Identify each line in the records below that contains the word "Endorsement", and copy it.

* [Supplied information]:

>>

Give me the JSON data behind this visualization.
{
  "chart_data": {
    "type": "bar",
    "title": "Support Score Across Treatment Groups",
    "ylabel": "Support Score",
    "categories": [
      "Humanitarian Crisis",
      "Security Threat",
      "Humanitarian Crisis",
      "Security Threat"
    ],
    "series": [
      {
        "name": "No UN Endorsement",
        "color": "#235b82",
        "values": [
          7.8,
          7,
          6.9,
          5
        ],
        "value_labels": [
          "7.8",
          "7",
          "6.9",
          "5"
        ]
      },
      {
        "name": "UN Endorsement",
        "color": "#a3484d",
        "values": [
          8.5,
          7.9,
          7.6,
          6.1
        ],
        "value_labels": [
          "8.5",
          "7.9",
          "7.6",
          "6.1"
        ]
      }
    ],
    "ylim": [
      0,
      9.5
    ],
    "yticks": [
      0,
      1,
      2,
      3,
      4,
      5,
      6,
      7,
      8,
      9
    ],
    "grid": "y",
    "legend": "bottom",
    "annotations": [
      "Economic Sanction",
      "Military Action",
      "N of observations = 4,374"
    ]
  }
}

<<
>>

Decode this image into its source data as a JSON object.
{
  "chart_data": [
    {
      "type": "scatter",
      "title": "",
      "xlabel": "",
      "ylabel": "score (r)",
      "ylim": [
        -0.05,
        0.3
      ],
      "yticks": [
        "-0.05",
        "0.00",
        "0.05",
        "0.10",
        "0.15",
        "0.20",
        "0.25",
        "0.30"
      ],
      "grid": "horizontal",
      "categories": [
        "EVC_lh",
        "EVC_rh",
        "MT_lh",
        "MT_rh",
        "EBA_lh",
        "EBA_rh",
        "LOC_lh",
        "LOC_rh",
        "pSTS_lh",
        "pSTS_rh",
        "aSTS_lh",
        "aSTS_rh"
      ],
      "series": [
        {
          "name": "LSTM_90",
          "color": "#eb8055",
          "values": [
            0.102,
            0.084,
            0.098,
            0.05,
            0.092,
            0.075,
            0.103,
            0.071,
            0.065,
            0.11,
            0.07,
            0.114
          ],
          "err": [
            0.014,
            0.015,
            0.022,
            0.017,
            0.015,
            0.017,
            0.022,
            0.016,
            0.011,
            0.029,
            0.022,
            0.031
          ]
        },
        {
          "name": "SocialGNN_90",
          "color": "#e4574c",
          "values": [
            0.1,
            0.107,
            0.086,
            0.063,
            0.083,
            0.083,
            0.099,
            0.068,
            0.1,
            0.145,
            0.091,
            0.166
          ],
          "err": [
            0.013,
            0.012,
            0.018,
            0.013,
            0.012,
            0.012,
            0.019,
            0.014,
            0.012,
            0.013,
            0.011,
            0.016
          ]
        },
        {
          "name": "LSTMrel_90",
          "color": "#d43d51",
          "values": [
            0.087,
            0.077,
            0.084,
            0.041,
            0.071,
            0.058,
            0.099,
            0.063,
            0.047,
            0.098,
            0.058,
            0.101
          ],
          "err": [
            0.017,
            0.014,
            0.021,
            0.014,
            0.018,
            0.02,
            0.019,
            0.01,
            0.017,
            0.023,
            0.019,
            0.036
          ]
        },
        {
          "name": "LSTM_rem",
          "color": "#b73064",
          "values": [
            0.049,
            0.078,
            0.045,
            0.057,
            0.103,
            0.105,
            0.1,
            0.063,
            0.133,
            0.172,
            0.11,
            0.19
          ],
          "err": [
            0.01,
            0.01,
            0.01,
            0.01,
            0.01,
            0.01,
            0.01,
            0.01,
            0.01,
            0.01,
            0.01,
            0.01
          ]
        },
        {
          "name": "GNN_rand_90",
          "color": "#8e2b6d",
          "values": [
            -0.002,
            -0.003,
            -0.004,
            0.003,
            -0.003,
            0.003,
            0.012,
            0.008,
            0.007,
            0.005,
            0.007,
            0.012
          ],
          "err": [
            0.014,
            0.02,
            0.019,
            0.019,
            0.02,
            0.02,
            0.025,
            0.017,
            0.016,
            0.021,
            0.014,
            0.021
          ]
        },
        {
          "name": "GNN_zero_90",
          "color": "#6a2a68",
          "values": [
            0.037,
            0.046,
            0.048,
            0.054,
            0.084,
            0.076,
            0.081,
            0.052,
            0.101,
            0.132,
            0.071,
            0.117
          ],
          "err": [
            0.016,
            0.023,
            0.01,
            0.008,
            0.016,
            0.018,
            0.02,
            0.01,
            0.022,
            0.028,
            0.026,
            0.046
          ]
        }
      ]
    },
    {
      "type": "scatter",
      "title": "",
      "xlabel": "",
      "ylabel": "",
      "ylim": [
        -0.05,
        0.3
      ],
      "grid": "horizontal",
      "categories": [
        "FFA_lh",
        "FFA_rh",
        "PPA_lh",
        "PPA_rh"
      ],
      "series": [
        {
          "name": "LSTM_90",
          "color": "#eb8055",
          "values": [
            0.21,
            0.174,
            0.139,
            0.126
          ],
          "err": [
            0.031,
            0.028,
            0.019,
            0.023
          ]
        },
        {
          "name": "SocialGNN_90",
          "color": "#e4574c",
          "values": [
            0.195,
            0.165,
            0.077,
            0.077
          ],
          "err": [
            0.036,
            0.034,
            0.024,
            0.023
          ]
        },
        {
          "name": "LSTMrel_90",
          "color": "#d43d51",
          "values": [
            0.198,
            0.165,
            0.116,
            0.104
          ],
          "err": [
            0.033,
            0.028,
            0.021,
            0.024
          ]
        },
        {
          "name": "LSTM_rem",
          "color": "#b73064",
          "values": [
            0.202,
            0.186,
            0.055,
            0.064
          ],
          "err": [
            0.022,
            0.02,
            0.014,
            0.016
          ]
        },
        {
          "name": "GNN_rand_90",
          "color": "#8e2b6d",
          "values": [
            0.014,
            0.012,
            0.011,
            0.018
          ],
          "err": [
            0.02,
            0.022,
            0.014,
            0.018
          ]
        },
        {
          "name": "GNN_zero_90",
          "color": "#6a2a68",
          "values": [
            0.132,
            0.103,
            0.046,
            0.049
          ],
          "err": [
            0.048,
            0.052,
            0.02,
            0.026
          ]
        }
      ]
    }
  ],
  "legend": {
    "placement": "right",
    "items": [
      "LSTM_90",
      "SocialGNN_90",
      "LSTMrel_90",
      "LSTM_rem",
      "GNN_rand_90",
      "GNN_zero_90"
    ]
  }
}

<<

* [Response to this exercise]:
        "name": "No UN Endorsement",
        "name": "UN Endorsement",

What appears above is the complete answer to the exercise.